- [Data extract]
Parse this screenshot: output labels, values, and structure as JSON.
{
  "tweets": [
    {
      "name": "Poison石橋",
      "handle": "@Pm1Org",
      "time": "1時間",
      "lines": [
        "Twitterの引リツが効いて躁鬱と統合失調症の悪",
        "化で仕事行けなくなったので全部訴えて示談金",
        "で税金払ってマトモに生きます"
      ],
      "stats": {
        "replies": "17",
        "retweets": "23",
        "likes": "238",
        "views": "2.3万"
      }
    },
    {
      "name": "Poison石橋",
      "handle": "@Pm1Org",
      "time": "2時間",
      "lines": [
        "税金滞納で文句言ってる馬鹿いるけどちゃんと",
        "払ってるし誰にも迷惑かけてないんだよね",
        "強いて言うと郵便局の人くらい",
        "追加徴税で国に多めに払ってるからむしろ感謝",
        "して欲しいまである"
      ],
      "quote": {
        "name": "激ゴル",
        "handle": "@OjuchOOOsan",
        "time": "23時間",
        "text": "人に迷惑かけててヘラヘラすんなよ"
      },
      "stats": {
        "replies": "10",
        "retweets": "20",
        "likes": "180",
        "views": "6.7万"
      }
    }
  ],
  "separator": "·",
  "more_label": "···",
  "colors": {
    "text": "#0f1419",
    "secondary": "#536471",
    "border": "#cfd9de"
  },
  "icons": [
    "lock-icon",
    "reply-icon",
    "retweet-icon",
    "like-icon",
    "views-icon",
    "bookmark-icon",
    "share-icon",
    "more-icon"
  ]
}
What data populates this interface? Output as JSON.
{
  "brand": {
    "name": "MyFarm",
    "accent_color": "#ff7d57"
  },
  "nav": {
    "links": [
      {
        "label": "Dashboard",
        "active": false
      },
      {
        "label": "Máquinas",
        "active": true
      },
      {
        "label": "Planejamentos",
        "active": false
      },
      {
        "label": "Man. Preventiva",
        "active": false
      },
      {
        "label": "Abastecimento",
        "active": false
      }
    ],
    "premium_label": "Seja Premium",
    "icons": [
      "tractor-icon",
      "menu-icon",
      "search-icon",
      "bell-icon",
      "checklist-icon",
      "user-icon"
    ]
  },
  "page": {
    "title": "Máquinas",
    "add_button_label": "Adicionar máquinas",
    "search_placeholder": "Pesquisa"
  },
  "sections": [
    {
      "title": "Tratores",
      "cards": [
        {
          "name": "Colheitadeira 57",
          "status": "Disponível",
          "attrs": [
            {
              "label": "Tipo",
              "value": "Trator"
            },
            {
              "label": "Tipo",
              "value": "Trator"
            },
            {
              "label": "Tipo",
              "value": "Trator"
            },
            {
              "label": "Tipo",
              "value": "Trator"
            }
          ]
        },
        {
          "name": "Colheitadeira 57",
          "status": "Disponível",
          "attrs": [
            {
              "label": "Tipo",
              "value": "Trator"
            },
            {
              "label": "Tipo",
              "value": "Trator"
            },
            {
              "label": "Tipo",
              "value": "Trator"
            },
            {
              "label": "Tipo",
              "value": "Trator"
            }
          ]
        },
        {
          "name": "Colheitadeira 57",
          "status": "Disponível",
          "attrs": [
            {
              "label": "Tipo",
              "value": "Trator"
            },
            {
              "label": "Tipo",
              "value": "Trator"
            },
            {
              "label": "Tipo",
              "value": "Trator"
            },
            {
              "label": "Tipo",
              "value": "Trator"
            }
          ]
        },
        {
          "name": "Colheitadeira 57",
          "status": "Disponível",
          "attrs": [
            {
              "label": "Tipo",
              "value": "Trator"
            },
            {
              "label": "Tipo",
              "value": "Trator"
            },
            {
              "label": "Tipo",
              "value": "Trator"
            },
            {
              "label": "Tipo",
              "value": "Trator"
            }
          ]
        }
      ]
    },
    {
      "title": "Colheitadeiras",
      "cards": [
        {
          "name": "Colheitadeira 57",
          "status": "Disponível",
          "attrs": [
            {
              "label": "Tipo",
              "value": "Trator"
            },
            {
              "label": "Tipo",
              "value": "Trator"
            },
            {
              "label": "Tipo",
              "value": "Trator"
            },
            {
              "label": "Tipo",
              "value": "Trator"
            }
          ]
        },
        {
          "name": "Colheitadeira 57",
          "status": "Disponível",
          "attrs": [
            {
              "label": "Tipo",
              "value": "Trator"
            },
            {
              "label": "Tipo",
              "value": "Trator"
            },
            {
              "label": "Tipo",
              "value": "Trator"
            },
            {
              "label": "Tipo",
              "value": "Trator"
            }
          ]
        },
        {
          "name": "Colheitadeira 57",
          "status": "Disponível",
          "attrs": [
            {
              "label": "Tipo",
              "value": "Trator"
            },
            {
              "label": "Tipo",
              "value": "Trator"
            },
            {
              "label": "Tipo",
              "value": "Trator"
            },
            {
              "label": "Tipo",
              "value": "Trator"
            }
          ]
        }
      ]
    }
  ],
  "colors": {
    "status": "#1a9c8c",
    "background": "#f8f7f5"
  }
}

- [What to produce]
All of the entries should be written out again exactly.

- [Problem solution]
Parse this screenshot: output labels, values, and structure as JSON.
{
  "tweets": [
    {
      "name": "Poison石橋",
      "handle": "@Pm1Org",
      "time": "1時間",
      "lines": [
        "Twitterの引リツが効いて躁鬱と統合失調症の悪",
        "化で仕事行けなくなったので全部訴えて示談金",
        "で税金払ってマトモに生きます"
      ],
      "stats": {
        "replies": "17",
        "retweets": "23",
        "likes": "238",
        "views": "2.3万"
      }
    },
    {
      "name": "Poison石橋",
      "handle": "@Pm1Org",
      "time": "2時間",
      "lines": [
        "税金滞納で文句言ってる馬鹿いるけどちゃんと",
        "払ってるし誰にも迷惑かけてないんだよね",
        "強いて言うと郵便局の人くらい",
        "追加徴税で国に多めに払ってるからむしろ感謝",
        "して欲しいまである"
      ],
      "quote": {
        "name": "激ゴル",
        "handle": "@OjuchOOOsan",
        "time": "23時間",
        "text": "人に迷惑かけててヘラヘラすんなよ"
      },
      "stats": {
        "replies": "10",
        "retweets": "20",
        "likes": "180",
        "views": "6.7万"
      }
    }
  ],
  "separator": "·",
  "more_label": "···",
  "colors": {
    "text": "#0f1419",
    "secondary": "#536471",
    "border": "#cfd9de"
  },
  "icons": [
    "lock-icon",
    "reply-icon",
    "retweet-icon",
    "like-icon",
    "views-icon",
    "bookmark-icon",
    "share-icon",
    "more-icon"
  ]
}
What data populates this interface? Output as JSON.
{
  "brand": {
    "name": "MyFarm",
    "accent_color": "#ff7d57"
  },
  "nav": {
    "links": [
      {
        "label": "Dashboard",
        "active": false
      },
      {
        "label": "Máquinas",
        "active": true
      },
      {
        "label": "Planejamentos",
        "active": false
      },
      {
        "label": "Man. Preventiva",
        "active": false
      },
      {
        "label": "Abastecimento",
        "active": false
      }
    ],
    "premium_label": "Seja Premium",
    "icons": [
      "tractor-icon",
      "menu-icon",
      "search-icon",
      "bell-icon",
      "checklist-icon",
      "user-icon"
    ]
  },
  "page": {
    "title": "Máquinas",
    "add_button_label": "Adicionar máquinas",
    "search_placeholder": "Pesquisa"
  },
  "sections": [
    {
      "title": "Tratores",
      "cards": [
        {
          "name": "Colheitadeira 57",
          "status": "Disponível",
          "attrs": [
            {
              "label": "Tipo",
              "value": "Trator"
            },
            {
              "label": "Tipo",
              "value": "Trator"
            },
            {
              "label": "Tipo",
              "value": "Trator"
            },
            {
              "label": "Tipo",
              "value": "Trator"
            }
          ]
        },
        {
          "name": "Colheitadeira 57",
          "status": "Disponível",
          "attrs": [
            {
              "label": "Tipo",
              "value": "Trator"
            },
            {
              "label": "Tipo",
              "value": "Trator"
            },
            {
              "label": "Tipo",
              "value": "Trator"
            },
            {
              "label": "Tipo",
              "value": "Trator"
            }
          ]
        },
        {
          "name": "Colheitadeira 57",
          "status": "Disponível",
          "attrs": [
            {
              "label": "Tipo",
              "value": "Trator"
            },
            {
              "label": "Tipo",
              "value": "Trator"
            },
            {
              "label": "Tipo",
              "value": "Trator"
            },
            {
              "label": "Tipo",
              "value": "Trator"
            }
          ]
        },
        {
          "name": "Colheitadeira 57",
          "status": "Disponível",
          "attrs": [
            {
              "label": "Tipo",
              "value": "Trator"
            },
            {
              "label": "Tipo",
              "value": "Trator"
            },
            {
              "label": "Tipo",
              "value": "Trator"
            },
            {
              "label": "Tipo",
              "value": "Trator"
            }
          ]
        }
      ]
    },
    {
      "title": "Colheitadeiras",
      "cards": [
        {
          "name": "Colheitadeira 57",
          "status": "Disponível",
          "attrs": [
            {
              "label": "Tipo",
              "value": "Trator"
            },
            {
              "label": "Tipo",
              "value": "Trator"
            },
            {
              "label": "Tipo",
              "value": "Trator"
            },
            {
              "label": "Tipo",
              "value": "Trator"
            }
          ]
        },
        {
          "name": "Colheitadeira 57",
          "status": "Disponível",
          "attrs": [
            {
              "label": "Tipo",
              "value": "Trator"
            },
            {
              "label": "Tipo",
              "value": "Trator"
            },
            {
              "label": "Tipo",
              "value": "Trator"
            },
            {
              "label": "Tipo",
              "value": "Trator"
            }
          ]
        },
        {
          "name": "Colheitadeira 57",
          "status": "Disponível",
          "attrs": [
            {
              "label": "Tipo",
              "value": "Trator"
            },
            {
              "label": "Tipo",
              "value": "Trator"
            },
            {
              "label": "Tipo",
              "value": "Trator"
            },
            {
              "label": "Tipo",
              "value": "Trator"
            }
          ]
        }
      ]
    }
  ],
  "colors": {
    "status": "#1a9c8c",
    "background": "#f8f7f5"
  }
}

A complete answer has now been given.